# Objective:
Pick out each line with the word "xlabel" from the material that follows.

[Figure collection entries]
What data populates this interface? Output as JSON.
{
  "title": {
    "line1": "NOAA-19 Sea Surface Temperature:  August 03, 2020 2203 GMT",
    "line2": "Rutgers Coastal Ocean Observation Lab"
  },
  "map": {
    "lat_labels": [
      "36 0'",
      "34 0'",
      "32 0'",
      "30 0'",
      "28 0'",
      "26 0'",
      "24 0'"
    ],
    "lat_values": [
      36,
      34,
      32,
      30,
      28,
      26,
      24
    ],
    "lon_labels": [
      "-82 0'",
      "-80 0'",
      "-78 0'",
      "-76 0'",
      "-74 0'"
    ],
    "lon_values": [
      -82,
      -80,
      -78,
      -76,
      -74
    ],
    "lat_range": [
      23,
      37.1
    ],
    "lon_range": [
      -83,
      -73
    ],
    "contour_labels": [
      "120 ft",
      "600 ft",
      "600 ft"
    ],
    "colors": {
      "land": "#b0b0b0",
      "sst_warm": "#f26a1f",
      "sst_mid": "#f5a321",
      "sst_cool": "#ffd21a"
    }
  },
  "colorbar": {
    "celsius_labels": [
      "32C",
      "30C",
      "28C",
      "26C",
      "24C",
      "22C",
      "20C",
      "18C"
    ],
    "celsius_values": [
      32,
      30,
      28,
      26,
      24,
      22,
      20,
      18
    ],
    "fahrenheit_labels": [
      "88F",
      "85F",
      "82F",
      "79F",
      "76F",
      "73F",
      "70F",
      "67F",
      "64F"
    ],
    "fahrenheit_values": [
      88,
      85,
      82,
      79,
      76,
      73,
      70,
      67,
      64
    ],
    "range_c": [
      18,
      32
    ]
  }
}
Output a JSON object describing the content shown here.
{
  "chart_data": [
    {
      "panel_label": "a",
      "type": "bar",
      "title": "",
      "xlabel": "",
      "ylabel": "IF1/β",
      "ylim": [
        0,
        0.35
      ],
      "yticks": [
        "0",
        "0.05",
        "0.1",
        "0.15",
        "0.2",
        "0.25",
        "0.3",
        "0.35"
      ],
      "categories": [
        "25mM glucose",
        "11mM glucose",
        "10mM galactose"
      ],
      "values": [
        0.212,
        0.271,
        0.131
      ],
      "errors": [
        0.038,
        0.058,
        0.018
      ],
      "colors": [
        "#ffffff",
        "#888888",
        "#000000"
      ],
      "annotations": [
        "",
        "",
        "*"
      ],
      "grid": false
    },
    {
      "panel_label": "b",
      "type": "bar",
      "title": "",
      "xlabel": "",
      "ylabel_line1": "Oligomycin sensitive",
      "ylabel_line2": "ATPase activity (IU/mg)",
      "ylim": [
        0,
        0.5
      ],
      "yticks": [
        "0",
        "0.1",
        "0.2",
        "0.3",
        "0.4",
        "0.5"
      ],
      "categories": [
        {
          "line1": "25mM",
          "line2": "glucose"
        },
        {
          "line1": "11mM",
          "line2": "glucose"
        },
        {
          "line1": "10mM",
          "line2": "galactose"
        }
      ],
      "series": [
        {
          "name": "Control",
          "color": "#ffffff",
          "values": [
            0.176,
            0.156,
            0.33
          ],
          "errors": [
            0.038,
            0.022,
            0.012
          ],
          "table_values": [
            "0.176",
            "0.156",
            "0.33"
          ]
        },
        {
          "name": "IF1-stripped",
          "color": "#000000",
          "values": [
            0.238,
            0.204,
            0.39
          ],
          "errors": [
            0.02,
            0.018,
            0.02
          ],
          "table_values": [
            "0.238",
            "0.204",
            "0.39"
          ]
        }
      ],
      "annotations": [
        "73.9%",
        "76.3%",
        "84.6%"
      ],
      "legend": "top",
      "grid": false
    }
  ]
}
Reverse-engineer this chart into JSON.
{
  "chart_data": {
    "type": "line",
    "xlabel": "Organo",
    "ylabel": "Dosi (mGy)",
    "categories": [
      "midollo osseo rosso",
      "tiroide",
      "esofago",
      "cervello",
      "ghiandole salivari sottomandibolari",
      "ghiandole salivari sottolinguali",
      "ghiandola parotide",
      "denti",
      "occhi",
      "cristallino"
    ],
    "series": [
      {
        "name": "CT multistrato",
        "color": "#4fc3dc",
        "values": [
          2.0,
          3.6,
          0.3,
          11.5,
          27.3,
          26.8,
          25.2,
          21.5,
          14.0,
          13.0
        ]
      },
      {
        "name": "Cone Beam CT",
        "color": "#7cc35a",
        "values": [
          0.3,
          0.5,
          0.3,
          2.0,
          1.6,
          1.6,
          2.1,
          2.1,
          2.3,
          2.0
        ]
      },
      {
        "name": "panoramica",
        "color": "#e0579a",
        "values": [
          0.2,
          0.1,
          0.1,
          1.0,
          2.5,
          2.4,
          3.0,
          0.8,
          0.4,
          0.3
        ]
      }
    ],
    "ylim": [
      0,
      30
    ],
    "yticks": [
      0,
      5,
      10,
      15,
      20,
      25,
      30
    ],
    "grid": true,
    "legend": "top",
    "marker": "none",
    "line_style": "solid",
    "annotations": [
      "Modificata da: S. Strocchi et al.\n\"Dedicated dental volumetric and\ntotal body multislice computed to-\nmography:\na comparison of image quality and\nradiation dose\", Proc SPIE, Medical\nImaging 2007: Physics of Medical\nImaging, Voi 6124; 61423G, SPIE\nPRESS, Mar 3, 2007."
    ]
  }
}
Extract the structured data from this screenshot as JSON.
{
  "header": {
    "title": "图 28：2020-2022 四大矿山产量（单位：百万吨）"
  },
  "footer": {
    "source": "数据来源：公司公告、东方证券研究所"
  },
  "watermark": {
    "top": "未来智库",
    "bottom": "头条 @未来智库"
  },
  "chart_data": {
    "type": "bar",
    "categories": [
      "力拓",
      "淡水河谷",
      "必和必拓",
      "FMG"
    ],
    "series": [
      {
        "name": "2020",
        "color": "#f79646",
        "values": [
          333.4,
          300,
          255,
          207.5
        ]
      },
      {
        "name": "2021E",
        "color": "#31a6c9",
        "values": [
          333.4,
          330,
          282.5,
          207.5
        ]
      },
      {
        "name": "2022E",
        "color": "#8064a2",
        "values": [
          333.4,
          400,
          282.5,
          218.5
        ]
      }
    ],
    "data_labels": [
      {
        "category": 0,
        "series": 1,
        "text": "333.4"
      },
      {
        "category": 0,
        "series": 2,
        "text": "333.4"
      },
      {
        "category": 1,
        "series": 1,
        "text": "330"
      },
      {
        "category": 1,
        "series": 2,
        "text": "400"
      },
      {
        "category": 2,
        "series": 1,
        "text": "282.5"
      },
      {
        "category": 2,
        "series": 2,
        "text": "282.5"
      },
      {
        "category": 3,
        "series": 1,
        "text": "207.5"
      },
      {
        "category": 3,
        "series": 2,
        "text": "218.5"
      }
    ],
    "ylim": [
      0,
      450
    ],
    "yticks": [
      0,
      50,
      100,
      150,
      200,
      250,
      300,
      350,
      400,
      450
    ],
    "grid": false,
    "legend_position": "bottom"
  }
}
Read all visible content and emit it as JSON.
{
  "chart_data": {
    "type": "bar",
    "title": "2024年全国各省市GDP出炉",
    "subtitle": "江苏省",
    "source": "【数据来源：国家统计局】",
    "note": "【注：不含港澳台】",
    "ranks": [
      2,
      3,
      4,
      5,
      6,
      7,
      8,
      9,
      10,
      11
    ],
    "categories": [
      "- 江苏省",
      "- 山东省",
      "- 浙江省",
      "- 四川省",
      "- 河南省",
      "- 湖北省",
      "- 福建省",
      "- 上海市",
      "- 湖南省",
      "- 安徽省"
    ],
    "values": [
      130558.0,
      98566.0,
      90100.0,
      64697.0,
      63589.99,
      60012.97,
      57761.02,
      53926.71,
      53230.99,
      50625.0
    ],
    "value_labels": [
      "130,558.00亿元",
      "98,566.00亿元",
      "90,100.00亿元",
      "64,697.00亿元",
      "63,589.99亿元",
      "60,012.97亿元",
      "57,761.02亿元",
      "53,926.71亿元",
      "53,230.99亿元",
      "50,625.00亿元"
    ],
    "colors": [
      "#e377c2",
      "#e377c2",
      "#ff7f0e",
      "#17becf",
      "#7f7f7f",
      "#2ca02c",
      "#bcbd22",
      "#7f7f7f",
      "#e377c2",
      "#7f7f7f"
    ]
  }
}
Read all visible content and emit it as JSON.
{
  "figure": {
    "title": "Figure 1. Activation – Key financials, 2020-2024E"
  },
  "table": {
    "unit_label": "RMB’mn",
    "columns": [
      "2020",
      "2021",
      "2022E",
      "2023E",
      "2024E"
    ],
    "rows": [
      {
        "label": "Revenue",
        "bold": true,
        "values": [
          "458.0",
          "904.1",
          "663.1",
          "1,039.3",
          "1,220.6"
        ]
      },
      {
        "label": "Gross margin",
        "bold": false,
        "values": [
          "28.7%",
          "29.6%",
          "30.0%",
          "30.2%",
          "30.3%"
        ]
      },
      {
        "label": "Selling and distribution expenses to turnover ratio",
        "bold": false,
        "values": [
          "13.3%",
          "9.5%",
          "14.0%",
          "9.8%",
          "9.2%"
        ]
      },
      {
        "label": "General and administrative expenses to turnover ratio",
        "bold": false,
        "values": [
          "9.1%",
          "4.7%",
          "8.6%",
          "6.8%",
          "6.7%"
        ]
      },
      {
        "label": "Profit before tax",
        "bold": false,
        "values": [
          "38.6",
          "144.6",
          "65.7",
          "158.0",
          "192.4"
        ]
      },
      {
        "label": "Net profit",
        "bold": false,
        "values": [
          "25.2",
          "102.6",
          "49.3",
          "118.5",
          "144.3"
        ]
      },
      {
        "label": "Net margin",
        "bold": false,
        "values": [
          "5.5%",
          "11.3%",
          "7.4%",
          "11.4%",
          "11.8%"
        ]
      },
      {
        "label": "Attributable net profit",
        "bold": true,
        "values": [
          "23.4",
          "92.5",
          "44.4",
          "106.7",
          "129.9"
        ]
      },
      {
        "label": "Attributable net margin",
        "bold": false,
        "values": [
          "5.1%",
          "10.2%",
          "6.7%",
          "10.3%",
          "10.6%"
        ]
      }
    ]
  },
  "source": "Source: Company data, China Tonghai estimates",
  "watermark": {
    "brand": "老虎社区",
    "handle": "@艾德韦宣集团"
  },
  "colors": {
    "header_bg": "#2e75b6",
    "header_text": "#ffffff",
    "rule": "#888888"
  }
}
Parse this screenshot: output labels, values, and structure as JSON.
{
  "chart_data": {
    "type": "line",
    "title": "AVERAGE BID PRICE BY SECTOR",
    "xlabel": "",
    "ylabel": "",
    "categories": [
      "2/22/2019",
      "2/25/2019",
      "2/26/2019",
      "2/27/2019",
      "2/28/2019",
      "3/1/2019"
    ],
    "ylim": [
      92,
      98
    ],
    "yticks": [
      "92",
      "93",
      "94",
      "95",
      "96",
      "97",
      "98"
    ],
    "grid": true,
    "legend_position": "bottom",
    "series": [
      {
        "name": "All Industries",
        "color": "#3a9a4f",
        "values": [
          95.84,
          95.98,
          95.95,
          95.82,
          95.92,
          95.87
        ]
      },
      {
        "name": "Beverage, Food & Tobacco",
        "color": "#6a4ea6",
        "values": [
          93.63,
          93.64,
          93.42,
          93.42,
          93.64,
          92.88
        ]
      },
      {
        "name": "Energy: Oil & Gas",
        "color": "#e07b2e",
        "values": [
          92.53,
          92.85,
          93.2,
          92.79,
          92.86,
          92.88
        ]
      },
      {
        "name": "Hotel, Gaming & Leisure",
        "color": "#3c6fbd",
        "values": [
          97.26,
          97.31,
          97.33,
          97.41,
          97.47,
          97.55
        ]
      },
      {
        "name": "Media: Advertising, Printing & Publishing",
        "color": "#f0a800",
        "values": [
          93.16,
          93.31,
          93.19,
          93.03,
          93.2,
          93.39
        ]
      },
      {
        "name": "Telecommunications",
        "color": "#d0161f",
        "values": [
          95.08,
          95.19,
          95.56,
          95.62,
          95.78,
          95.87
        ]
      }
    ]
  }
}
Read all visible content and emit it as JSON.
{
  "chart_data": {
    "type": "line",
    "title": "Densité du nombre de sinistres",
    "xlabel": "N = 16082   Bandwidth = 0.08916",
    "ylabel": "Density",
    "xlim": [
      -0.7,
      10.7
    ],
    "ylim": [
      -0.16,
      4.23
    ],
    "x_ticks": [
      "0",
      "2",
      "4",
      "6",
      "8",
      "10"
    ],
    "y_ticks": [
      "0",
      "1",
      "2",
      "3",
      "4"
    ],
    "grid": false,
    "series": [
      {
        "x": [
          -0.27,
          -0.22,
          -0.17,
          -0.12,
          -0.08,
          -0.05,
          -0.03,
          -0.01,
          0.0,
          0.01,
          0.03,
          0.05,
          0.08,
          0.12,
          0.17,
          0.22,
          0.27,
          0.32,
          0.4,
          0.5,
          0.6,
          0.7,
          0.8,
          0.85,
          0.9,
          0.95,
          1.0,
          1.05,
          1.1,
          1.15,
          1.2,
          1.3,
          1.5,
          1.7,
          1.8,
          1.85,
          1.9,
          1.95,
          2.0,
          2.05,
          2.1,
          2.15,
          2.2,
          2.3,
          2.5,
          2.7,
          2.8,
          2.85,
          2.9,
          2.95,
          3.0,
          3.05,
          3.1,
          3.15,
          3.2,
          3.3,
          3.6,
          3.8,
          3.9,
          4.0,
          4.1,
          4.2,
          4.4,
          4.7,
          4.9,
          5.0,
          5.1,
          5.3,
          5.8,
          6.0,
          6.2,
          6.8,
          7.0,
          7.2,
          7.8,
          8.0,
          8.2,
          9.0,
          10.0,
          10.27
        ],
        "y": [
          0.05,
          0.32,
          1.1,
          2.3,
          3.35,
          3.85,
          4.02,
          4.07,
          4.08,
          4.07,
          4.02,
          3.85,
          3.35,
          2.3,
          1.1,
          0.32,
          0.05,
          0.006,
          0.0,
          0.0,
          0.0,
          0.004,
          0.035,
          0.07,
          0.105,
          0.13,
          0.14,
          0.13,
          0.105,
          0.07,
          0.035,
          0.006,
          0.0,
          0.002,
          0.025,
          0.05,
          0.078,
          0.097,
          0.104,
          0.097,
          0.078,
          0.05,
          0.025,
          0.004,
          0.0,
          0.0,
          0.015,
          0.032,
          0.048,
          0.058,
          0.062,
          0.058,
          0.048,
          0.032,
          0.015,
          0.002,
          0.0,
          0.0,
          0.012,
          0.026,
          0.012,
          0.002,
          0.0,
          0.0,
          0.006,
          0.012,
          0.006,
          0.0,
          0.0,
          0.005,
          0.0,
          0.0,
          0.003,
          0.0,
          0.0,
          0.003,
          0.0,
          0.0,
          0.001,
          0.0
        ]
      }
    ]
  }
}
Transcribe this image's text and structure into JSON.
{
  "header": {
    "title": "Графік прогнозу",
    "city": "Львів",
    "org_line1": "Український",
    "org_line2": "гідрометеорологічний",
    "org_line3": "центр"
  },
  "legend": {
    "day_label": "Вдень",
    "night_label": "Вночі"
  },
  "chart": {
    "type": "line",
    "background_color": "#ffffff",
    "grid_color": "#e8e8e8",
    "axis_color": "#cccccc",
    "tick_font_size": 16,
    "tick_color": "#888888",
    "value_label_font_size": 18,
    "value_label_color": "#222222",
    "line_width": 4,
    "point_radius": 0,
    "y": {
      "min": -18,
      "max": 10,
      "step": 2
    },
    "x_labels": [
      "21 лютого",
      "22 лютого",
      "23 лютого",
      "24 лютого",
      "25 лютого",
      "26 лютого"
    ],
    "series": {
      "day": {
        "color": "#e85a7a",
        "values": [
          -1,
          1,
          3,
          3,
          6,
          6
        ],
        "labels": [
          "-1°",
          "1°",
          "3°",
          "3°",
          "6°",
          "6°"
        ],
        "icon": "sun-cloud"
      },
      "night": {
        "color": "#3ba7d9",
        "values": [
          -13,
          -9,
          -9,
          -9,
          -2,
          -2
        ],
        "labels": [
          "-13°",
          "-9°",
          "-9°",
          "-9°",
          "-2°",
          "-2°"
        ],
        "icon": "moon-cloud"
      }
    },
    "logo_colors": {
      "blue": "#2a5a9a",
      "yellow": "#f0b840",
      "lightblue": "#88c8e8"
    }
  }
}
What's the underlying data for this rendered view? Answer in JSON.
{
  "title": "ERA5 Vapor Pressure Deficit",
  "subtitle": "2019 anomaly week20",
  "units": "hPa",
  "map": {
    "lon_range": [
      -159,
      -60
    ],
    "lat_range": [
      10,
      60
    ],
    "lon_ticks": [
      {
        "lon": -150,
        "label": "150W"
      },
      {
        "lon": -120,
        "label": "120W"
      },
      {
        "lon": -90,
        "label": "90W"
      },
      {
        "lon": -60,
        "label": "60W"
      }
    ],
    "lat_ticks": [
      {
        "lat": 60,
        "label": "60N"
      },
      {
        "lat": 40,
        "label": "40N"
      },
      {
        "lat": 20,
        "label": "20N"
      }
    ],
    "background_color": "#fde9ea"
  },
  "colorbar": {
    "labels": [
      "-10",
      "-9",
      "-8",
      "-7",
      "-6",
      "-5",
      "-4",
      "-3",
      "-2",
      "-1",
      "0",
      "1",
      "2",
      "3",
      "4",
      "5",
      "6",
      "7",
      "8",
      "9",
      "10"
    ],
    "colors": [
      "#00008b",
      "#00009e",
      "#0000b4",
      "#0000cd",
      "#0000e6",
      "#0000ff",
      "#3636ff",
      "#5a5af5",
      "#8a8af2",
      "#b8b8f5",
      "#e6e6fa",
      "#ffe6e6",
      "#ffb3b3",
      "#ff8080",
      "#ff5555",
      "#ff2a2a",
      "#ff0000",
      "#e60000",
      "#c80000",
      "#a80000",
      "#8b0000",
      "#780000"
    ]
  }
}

# Right answer:
      "xlabel": "",
      "xlabel": "",
    "xlabel": "Organo",
    "xlabel": "",
    "xlabel": "N = 16082   Bandwidth = 0.08916",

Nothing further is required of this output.